Your goal →
Write out the records beneath this line exactly as they appear, minus any images.

·····

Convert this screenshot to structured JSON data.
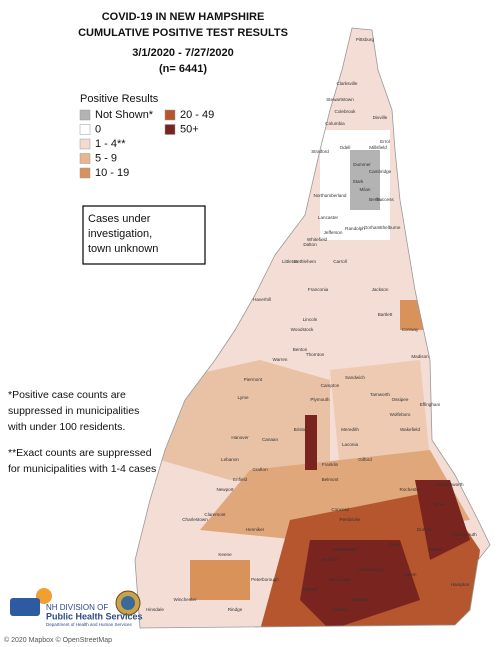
{
  "title": [
    "COVID-19 IN NEW HAMPSHIRE",
    "CUMULATIVE POSITIVE TEST RESULTS",
    "3/1/2020 - 7/27/2020",
    "(n= 6441)"
  ],
  "legend": {
    "title": "Positive Results",
    "items": [
      {
        "label": "Not Shown*",
        "color": "#b3b3b3"
      },
      {
        "label": "0",
        "color": "#ffffff"
      },
      {
        "label": "1 - 4**",
        "color": "#f3d9d0"
      },
      {
        "label": "5 - 9",
        "color": "#e9b48f"
      },
      {
        "label": "10 - 19",
        "color": "#d9925a"
      },
      {
        "label": "20 - 49",
        "color": "#b5562e"
      },
      {
        "label": "50+",
        "color": "#7a2420"
      }
    ]
  },
  "box": [
    "Cases under",
    "investigation,",
    "town unknown"
  ],
  "notes": [
    "*Positive case counts are",
    "suppressed in municipalities",
    "with under 100 residents.",
    "**Exact counts are suppressed",
    "for municipalities with 1-4 cases"
  ],
  "logo": [
    "NH DIVISION OF",
    "Public Health Services",
    "Department of Health and Human Services"
  ],
  "attribution": "© 2020 Mapbox © OpenStreetMap",
  "towns": [
    "Pittsburg",
    "Clarksville",
    "Stewartstown",
    "Colebrook",
    "Columbia",
    "Dixville",
    "Errol",
    "Stratford",
    "Odell",
    "Millsfield",
    "Dummer",
    "Cambridge",
    "Stark",
    "Milan",
    "Berlin",
    "Success",
    "Northumberland",
    "Lancaster",
    "Jefferson",
    "Randolph",
    "Gorham",
    "Shelburne",
    "Whitefield",
    "Dalton",
    "Littleton",
    "Bethlehem",
    "Carroll",
    "Franconia",
    "Lincoln",
    "Bartlett",
    "Jackson",
    "Conway",
    "Haverhill",
    "Benton",
    "Woodstock",
    "Warren",
    "Thornton",
    "Piermont",
    "Lyme",
    "Campton",
    "Sandwich",
    "Tamworth",
    "Madison",
    "Effingham",
    "Hanover",
    "Lebanon",
    "Canaan",
    "Plymouth",
    "Meredith",
    "Ossipee",
    "Wakefield",
    "Enfield",
    "Grafton",
    "Bristol",
    "Laconia",
    "Gilford",
    "Wolfeboro",
    "Claremont",
    "Newport",
    "Franklin",
    "Belmont",
    "Rochester",
    "Dover",
    "Somersworth",
    "Charlestown",
    "Henniker",
    "Concord",
    "Pembroke",
    "Durham",
    "Portsmouth",
    "Keene",
    "Peterborough",
    "Milford",
    "Merrimack",
    "Derry",
    "Salem",
    "Exeter",
    "Hampton",
    "Hinsdale",
    "Winchester",
    "Rindge",
    "Hudson",
    "Nashua",
    "Manchester",
    "Bedford",
    "Londonderry"
  ]
}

·····

Exercise response →
Convert this screenshot to structured JSON data.
{
  "title": [
    "COVID-19 IN NEW HAMPSHIRE",
    "CUMULATIVE POSITIVE TEST RESULTS",
    "3/1/2020 - 7/27/2020",
    "(n= 6441)"
  ],
  "legend": {
    "title": "Positive Results",
    "items": [
      {
        "label": "Not Shown*",
        "color": "#b3b3b3"
      },
      {
        "label": "0",
        "color": "#ffffff"
      },
      {
        "label": "1 - 4**",
        "color": "#f3d9d0"
      },
      {
        "label": "5 - 9",
        "color": "#e9b48f"
      },
      {
        "label": "10 - 19",
        "color": "#d9925a"
      },
      {
        "label": "20 - 49",
        "color": "#b5562e"
      },
      {
        "label": "50+",
        "color": "#7a2420"
      }
    ]
  },
  "box": [
    "Cases under",
    "investigation,",
    "town unknown"
  ],
  "notes": [
    "*Positive case counts are",
    "suppressed in municipalities",
    "with under 100 residents.",
    "**Exact counts are suppressed",
    "for municipalities with 1-4 cases"
  ],
  "logo": [
    "NH DIVISION OF",
    "Public Health Services",
    "Department of Health and Human Services"
  ],
  "attribution": "© 2020 Mapbox © OpenStreetMap",
  "towns": [
    "Pittsburg",
    "Clarksville",
    "Stewartstown",
    "Colebrook",
    "Columbia",
    "Dixville",
    "Errol",
    "Stratford",
    "Odell",
    "Millsfield",
    "Dummer",
    "Cambridge",
    "Stark",
    "Milan",
    "Berlin",
    "Success",
    "Northumberland",
    "Lancaster",
    "Jefferson",
    "Randolph",
    "Gorham",
    "Shelburne",
    "Whitefield",
    "Dalton",
    "Littleton",
    "Bethlehem",
    "Carroll",
    "Franconia",
    "Lincoln",
    "Bartlett",
    "Jackson",
    "Conway",
    "Haverhill",
    "Benton",
    "Woodstock",
    "Warren",
    "Thornton",
    "Piermont",
    "Lyme",
    "Campton",
    "Sandwich",
    "Tamworth",
    "Madison",
    "Effingham",
    "Hanover",
    "Lebanon",
    "Canaan",
    "Plymouth",
    "Meredith",
    "Ossipee",
    "Wakefield",
    "Enfield",
    "Grafton",
    "Bristol",
    "Laconia",
    "Gilford",
    "Wolfeboro",
    "Claremont",
    "Newport",
    "Franklin",
    "Belmont",
    "Rochester",
    "Dover",
    "Somersworth",
    "Charlestown",
    "Henniker",
    "Concord",
    "Pembroke",
    "Durham",
    "Portsmouth",
    "Keene",
    "Peterborough",
    "Milford",
    "Merrimack",
    "Derry",
    "Salem",
    "Exeter",
    "Hampton",
    "Hinsdale",
    "Winchester",
    "Rindge",
    "Hudson",
    "Nashua",
    "Manchester",
    "Bedford",
    "Londonderry"
  ]
}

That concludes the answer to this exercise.